■ Text extract
>>>

Americas Society hosts the Bahamian artist on Instagram Live to discuss her practice in relation to the exhibition, Tropical Is Political.

5–6 pm ET

Instagram Live
Online

Share

Overview

Bahamian artist Averia Wright will be in conversation with Marina Reyes Franco, Curator at the Museo de Arte Contemporáneo de Puerto Rico (MAC PR). This program will be held in conjunction with our current exhibition, Tropical Is Political: Caribbean Art Under the Visitor Economy Regime. The artist will discuss her work in the exhibition as it relates to her artistic practice.

Join us live on Instagram from your cell phone, or watch on YouTube after, for a series of remote visits to artists' studios to bring Americas Society's Visual Arts public programs to your home. Check out the series playlist.

<<<

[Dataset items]
>>>

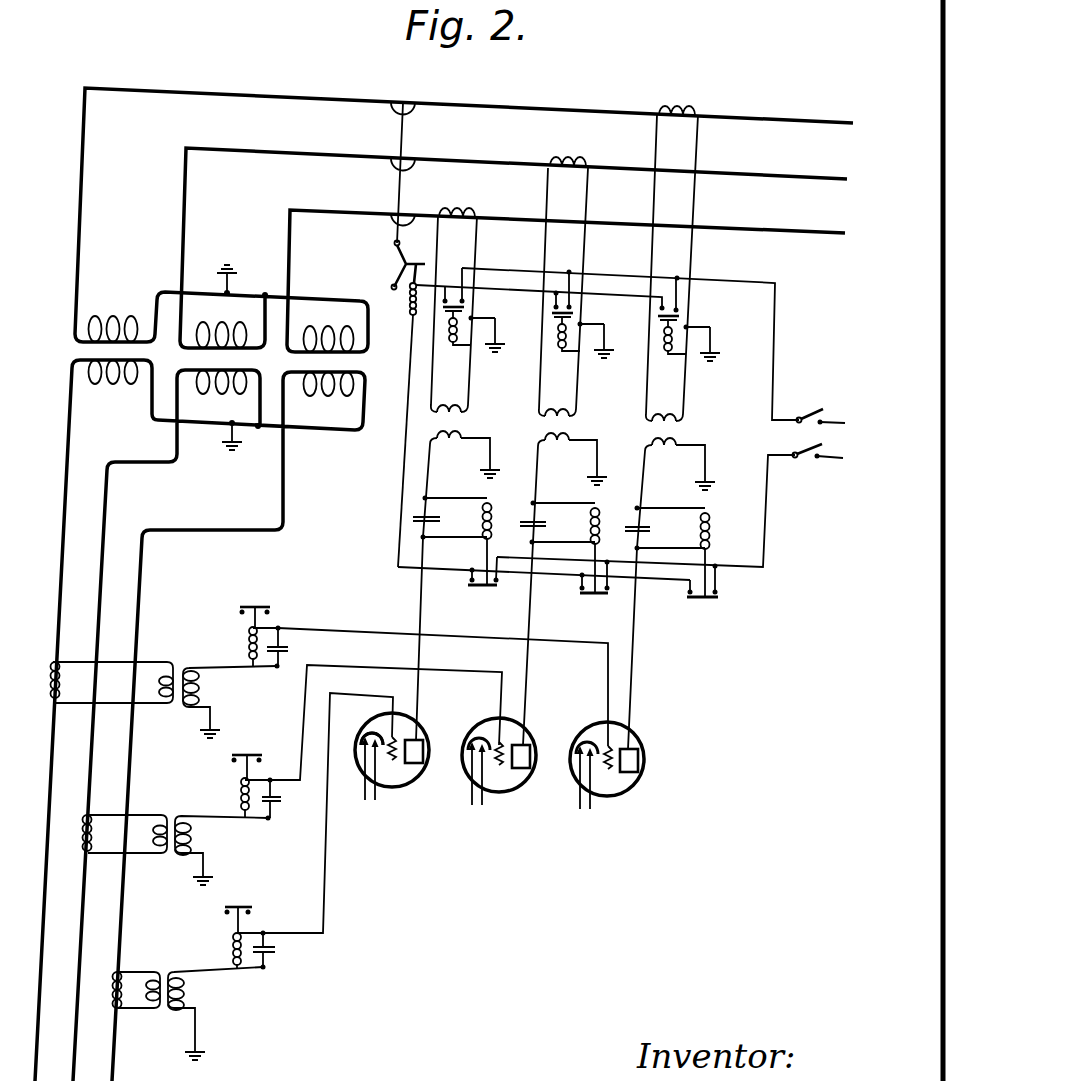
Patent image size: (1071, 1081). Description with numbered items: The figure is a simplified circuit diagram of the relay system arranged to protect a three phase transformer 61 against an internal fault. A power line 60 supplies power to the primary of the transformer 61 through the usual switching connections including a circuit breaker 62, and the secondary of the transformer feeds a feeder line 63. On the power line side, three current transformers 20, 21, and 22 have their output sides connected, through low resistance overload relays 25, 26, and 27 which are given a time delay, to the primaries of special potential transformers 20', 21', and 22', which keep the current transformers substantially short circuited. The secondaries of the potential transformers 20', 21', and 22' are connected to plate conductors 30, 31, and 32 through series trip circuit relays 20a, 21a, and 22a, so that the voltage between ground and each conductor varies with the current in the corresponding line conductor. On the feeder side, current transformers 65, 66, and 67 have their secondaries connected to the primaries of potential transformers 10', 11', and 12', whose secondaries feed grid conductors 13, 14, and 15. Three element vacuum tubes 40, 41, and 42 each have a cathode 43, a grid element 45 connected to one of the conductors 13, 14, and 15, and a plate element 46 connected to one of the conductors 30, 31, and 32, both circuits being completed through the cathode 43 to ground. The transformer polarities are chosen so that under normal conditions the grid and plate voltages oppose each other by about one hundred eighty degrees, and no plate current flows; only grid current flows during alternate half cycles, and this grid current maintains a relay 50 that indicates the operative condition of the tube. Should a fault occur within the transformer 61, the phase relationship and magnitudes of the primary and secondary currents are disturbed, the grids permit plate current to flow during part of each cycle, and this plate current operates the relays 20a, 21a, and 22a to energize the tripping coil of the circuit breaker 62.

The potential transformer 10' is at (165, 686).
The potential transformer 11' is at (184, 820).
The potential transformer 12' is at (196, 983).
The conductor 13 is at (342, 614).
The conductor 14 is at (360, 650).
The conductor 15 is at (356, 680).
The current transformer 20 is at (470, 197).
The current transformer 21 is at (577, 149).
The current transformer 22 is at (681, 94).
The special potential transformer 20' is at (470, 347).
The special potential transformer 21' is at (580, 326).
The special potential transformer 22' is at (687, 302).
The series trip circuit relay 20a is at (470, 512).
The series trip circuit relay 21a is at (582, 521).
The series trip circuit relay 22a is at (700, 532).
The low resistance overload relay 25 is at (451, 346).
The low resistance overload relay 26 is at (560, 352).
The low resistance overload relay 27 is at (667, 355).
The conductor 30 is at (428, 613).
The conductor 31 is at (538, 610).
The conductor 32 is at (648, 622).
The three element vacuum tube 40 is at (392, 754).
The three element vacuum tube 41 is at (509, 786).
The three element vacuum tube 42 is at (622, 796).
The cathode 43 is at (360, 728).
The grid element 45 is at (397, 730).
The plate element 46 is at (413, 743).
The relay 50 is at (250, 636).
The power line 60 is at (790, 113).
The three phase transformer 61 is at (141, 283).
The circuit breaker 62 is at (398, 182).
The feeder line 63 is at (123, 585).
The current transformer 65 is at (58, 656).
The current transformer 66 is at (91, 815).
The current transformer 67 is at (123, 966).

<<<

■ Task set
A - In the event announcement, edit the stretch from "Bahamian artist Averia" through "the series playlist." by changing "YouTube" to "Vimeo", and write out the revised stretch.
B - According to the event announcement, what position does Marina Reyes Franco hold?
Rely only on the event announcement, not on the rows.

■ Solutions to the tasks
A -
Bahamian artist Averia Wright will be in conversation with Marina Reyes Franco, Curator at the Museo de Arte Contemporáneo de Puerto Rico (MAC PR). This program will be held in conjunction with our current exhibition, Tropical Is Political: Caribbean Art Under the Visitor Economy Regime. The artist will discuss her work in the exhibition as it relates to her artistic practice.

Join us live on Instagram from your cell phone, or watch on Vimeo after, for a series of remote visits to artists' studios to bring Americas Society's Visual Arts public programs to your home. Check out the series playlist.

B - She is Curator at the Museo de Arte Contemporáneo de Puerto Rico (MAC PR).